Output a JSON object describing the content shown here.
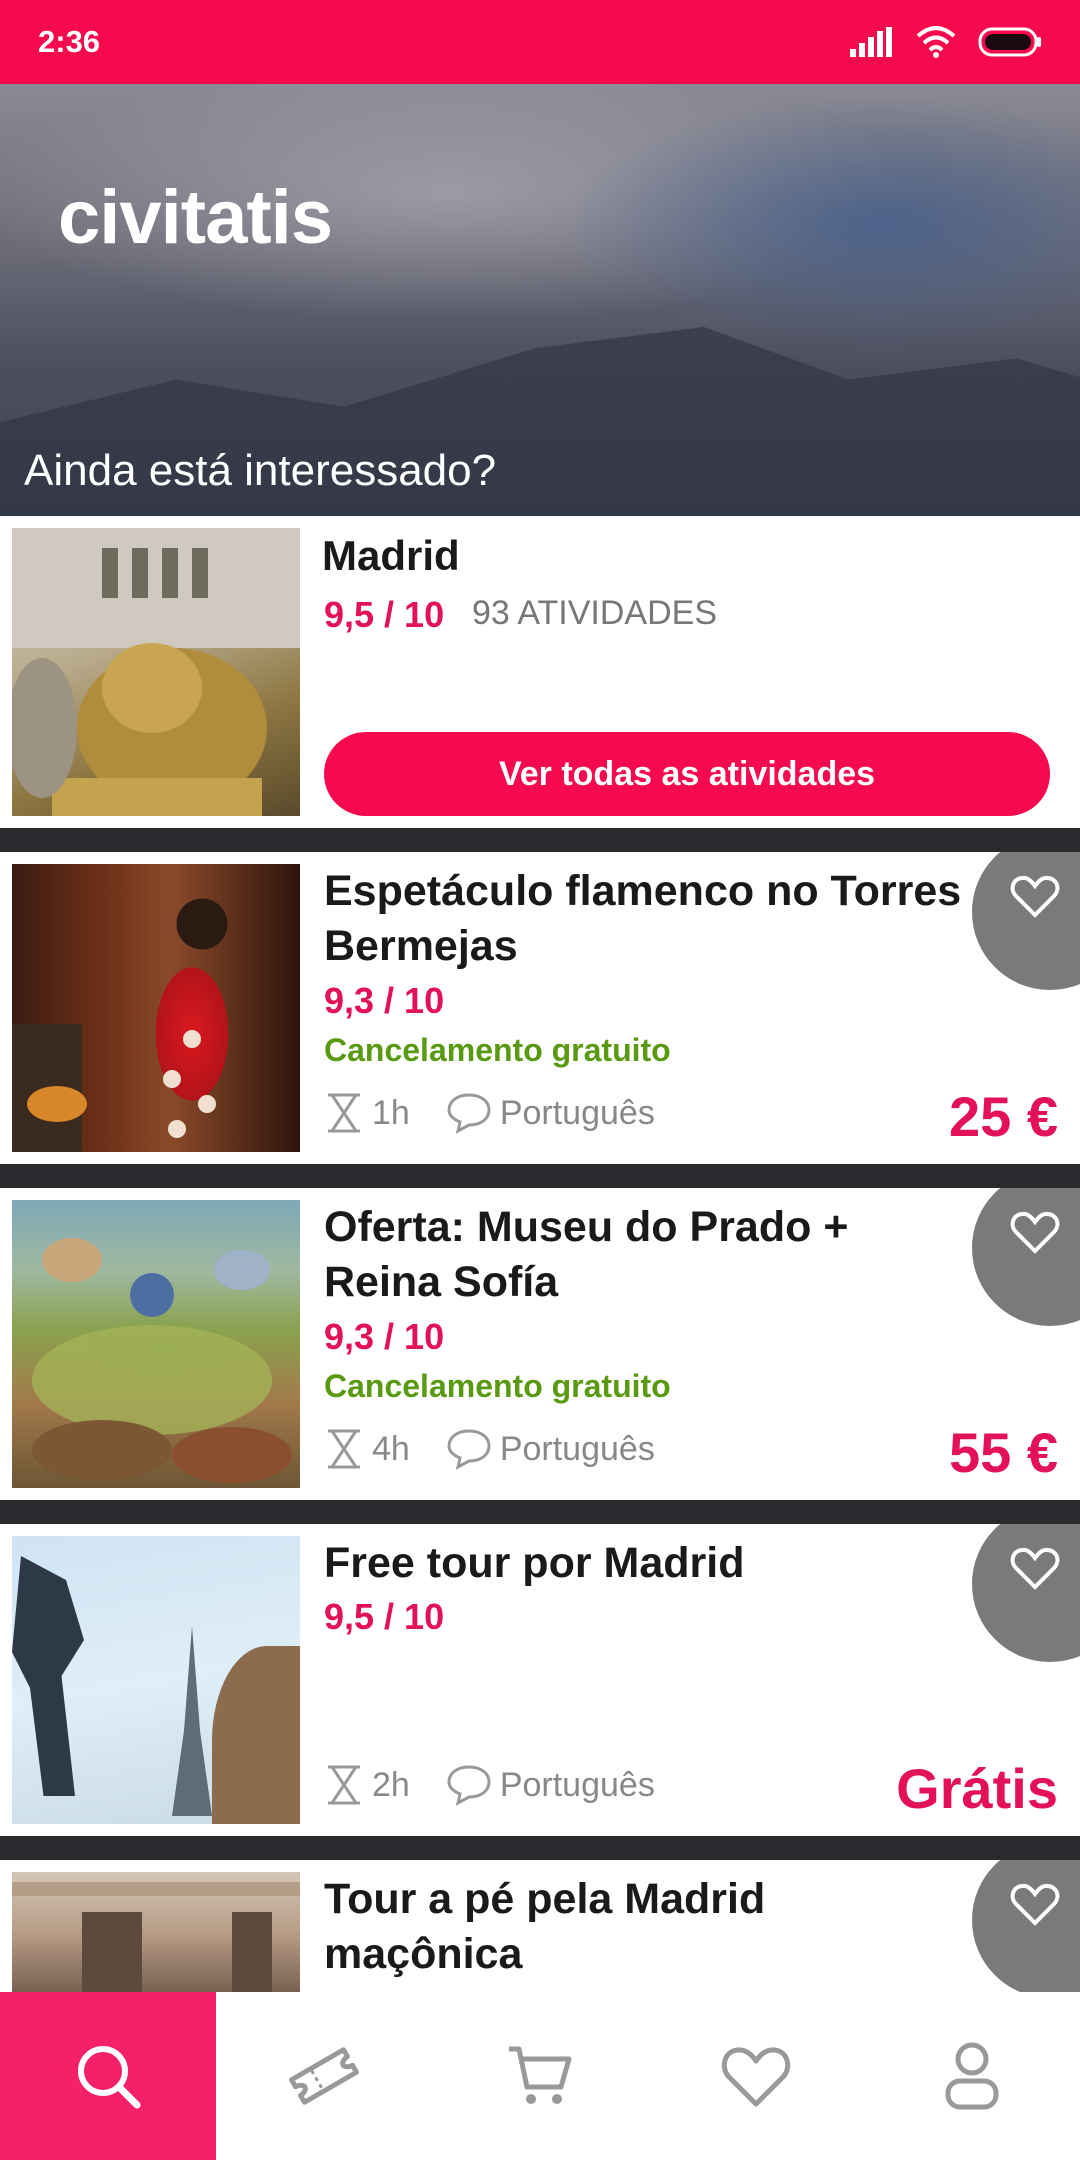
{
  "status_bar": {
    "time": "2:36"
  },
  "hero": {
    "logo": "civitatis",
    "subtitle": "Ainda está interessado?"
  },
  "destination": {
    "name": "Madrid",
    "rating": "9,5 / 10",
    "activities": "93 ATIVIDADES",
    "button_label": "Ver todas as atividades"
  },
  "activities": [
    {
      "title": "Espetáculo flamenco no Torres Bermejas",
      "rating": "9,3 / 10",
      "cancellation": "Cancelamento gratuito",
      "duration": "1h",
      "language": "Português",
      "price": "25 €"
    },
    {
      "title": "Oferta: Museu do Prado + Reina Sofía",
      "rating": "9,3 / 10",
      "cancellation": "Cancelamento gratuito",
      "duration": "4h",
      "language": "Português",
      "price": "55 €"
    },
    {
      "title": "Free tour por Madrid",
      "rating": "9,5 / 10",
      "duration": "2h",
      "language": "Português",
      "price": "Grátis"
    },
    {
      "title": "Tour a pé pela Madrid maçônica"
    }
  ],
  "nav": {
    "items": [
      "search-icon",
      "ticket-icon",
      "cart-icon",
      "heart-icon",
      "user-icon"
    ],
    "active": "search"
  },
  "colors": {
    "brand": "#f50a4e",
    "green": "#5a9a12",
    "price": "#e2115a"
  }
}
☆ ☆ ☆ ☆ ☆ ☆ ☆
With the pictures left out, transcribe the material exactly.

Output a JSON object describing the content shown here.
{
  "status_bar": {
    "time": "2:36"
  },
  "hero": {
    "logo": "civitatis",
    "subtitle": "Ainda está interessado?"
  },
  "destination": {
    "name": "Madrid",
    "rating": "9,5 / 10",
    "activities": "93 ATIVIDADES",
    "button_label": "Ver todas as atividades"
  },
  "activities": [
    {
      "title": "Espetáculo flamenco no Torres Bermejas",
      "rating": "9,3 / 10",
      "cancellation": "Cancelamento gratuito",
      "duration": "1h",
      "language": "Português",
      "price": "25 €"
    },
    {
      "title": "Oferta: Museu do Prado + Reina Sofía",
      "rating": "9,3 / 10",
      "cancellation": "Cancelamento gratuito",
      "duration": "4h",
      "language": "Português",
      "price": "55 €"
    },
    {
      "title": "Free tour por Madrid",
      "rating": "9,5 / 10",
      "duration": "2h",
      "language": "Português",
      "price": "Grátis"
    },
    {
      "title": "Tour a pé pela Madrid maçônica"
    }
  ],
  "nav": {
    "items": [
      "search-icon",
      "ticket-icon",
      "cart-icon",
      "heart-icon",
      "user-icon"
    ],
    "active": "search"
  },
  "colors": {
    "brand": "#f50a4e",
    "green": "#5a9a12",
    "price": "#e2115a"
  }
}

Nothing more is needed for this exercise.